◆ Instruction
Go through the material below and copy each line where the word "label" appears.

◆ Data
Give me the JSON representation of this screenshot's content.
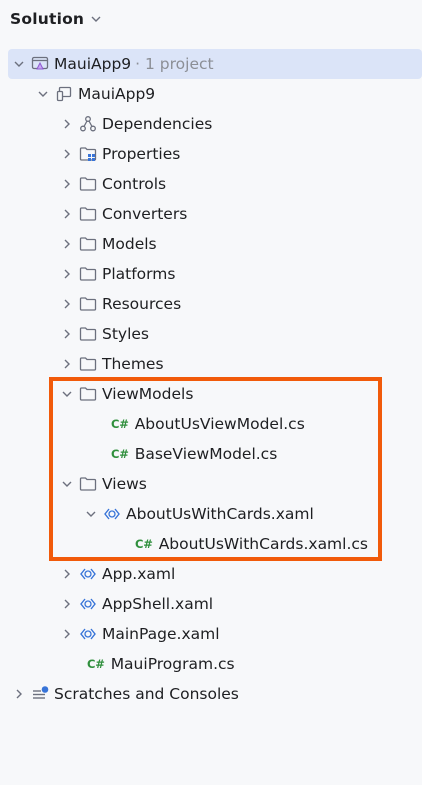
{
  "header": {
    "title": "Solution",
    "chevron_icon": "chevron-down-icon"
  },
  "tree": {
    "solution": {
      "label": "MauiApp9",
      "meta": "· 1 project"
    },
    "project": {
      "label": "MauiApp9"
    },
    "dependencies": "Dependencies",
    "properties": "Properties",
    "folders": [
      "Controls",
      "Converters",
      "Models",
      "Platforms",
      "Resources",
      "Styles",
      "Themes"
    ],
    "viewmodels": {
      "label": "ViewModels",
      "files": [
        "AboutUsViewModel.cs",
        "BaseViewModel.cs"
      ]
    },
    "views": {
      "label": "Views",
      "xaml": "AboutUsWithCards.xaml",
      "codebehind": "AboutUsWithCards.xaml.cs"
    },
    "xaml_files": [
      "App.xaml",
      "AppShell.xaml",
      "MainPage.xaml"
    ],
    "mauiprogram": "MauiProgram.cs",
    "scratches": "Scratches and Consoles",
    "cs_badge": "C#"
  },
  "colors": {
    "selection": "#dbe4f8",
    "highlight_border": "#f15a0a",
    "csharp_green": "#2f8f3c",
    "xaml_blue": "#3874d8"
  }
}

◆ The output
      "label": "MauiApp9",
      "label": "MauiApp9"
      "label": "ViewModels",
      "label": "Views",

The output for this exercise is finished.